___ Provided data ___

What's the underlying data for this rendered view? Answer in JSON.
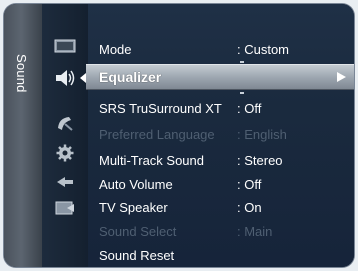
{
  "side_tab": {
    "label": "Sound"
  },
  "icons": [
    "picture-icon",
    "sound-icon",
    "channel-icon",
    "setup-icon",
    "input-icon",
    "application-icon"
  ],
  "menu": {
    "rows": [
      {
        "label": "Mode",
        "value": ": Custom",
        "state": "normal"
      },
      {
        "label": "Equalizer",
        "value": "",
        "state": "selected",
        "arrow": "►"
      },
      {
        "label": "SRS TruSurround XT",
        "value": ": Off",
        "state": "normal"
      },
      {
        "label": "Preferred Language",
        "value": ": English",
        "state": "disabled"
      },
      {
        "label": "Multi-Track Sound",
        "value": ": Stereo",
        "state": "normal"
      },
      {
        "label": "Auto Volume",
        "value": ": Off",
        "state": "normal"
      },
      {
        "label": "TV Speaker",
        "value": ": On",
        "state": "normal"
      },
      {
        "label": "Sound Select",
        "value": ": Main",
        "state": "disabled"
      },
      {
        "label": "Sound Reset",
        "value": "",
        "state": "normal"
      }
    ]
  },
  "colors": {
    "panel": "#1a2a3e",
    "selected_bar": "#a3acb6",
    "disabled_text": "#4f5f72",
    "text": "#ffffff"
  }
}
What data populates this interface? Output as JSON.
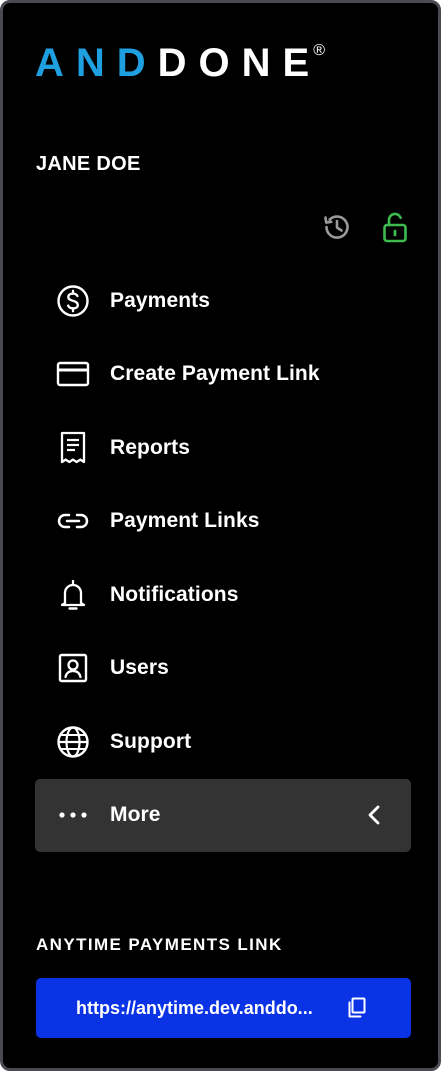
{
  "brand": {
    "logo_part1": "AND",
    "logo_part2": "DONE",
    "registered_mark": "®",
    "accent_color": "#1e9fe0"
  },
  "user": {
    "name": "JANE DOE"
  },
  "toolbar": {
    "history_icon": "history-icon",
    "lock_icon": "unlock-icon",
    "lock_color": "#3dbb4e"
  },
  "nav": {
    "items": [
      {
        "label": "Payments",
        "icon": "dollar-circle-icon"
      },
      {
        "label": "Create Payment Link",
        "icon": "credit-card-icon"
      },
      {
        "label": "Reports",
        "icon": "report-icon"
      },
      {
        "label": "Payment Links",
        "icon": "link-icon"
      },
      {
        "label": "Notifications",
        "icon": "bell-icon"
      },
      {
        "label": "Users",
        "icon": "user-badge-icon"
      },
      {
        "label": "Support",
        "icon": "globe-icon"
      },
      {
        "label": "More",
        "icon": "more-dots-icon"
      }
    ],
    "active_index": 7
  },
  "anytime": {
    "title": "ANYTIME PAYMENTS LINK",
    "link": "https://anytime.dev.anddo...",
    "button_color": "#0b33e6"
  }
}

___
___ Provided data ___

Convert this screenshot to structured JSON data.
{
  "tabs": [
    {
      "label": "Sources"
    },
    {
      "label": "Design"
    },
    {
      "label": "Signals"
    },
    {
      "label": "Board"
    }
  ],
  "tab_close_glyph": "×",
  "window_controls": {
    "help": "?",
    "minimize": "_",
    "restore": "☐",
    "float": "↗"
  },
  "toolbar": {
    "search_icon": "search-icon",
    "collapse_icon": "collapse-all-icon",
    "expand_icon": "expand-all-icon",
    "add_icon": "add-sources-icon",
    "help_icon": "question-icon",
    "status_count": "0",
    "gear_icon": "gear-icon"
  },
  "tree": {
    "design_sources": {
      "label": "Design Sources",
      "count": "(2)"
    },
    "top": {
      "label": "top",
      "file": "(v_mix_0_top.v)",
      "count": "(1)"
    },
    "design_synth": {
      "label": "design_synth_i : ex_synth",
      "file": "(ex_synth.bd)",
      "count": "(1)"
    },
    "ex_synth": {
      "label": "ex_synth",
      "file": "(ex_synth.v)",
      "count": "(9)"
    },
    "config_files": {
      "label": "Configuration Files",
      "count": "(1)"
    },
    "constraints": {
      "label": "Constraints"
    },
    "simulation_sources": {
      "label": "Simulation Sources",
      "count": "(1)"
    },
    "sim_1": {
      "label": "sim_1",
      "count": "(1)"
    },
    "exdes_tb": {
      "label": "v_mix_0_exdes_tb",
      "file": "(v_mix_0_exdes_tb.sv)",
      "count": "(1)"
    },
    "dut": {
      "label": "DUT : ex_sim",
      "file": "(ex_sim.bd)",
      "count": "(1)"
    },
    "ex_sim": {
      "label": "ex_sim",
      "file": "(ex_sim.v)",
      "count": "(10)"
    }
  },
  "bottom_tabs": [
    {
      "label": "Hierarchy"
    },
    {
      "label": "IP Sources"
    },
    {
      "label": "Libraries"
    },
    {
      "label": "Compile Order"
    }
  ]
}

___

State how many lines of the records hold the string "JSON", and nothing else.

3